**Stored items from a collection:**
------

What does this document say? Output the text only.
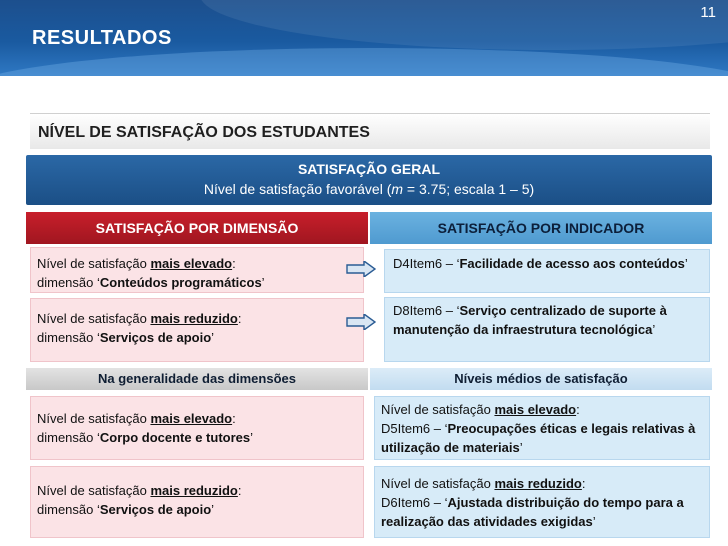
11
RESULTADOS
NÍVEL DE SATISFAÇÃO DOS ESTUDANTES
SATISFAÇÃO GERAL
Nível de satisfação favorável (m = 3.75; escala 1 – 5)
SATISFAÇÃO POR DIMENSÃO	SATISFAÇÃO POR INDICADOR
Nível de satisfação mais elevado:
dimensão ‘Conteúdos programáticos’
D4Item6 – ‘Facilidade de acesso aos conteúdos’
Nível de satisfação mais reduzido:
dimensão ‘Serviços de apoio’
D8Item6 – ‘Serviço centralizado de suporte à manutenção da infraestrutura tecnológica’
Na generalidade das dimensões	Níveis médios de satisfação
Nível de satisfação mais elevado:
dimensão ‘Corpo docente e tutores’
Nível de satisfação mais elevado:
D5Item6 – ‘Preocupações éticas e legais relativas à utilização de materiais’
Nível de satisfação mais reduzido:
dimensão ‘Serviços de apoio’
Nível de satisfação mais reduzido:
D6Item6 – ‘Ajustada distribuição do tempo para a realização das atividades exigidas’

------

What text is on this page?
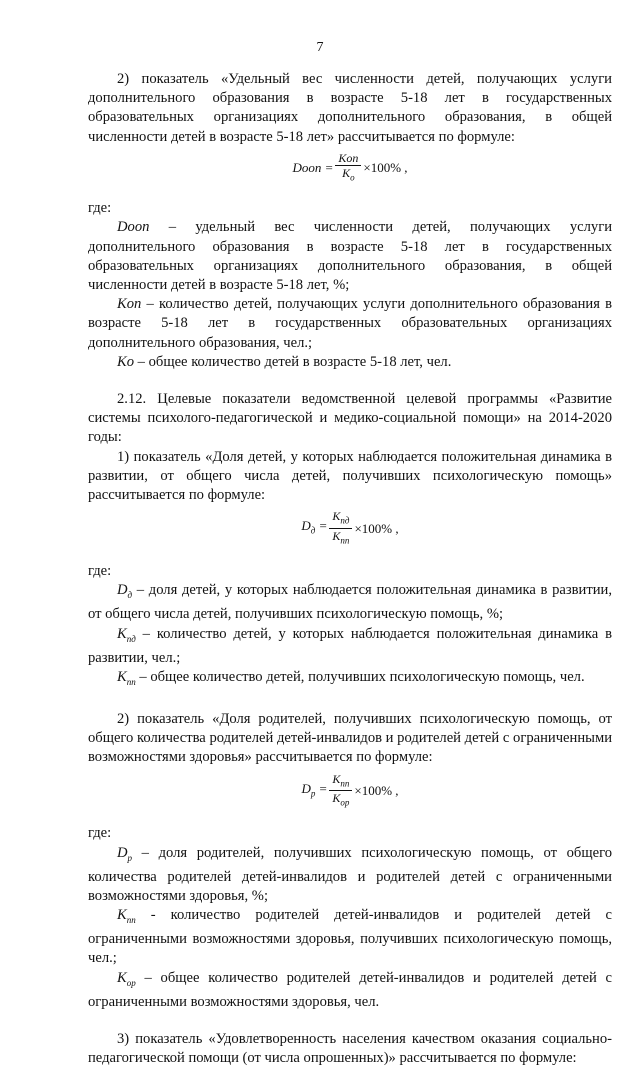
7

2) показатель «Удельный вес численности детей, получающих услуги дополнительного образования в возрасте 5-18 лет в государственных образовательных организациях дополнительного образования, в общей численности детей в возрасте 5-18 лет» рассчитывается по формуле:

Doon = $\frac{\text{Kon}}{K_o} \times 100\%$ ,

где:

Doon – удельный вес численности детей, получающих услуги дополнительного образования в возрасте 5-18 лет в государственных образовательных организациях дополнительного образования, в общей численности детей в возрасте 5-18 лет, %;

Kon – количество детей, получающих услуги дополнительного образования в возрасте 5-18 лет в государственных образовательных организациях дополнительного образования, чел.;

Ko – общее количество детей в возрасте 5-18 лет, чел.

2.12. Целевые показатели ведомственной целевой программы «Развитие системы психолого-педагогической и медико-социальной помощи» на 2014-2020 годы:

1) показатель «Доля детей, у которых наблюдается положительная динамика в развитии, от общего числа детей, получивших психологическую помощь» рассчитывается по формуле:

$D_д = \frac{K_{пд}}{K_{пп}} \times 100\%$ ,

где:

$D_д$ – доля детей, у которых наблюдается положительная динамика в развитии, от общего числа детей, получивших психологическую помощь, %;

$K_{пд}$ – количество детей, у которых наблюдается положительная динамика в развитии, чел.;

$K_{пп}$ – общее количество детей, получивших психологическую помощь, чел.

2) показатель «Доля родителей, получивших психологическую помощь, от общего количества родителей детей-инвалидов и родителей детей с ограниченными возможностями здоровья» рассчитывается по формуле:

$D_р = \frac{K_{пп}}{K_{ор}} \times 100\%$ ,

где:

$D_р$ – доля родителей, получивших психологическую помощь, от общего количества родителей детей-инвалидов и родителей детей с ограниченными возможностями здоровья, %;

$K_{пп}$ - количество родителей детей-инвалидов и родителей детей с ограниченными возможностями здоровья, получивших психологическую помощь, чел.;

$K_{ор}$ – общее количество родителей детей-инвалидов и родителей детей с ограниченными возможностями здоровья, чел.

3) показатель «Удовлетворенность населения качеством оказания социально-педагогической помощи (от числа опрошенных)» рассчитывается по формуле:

------

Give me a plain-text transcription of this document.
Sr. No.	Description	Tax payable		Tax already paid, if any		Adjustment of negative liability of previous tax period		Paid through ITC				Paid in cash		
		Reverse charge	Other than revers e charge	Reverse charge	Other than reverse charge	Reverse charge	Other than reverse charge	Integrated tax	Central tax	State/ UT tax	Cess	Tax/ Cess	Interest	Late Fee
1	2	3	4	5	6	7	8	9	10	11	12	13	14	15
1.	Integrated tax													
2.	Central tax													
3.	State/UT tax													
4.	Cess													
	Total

------

**Task details:**
Report how many lines in the records hold the word "State", giving the number and nothing else.

**Exercise response:**
2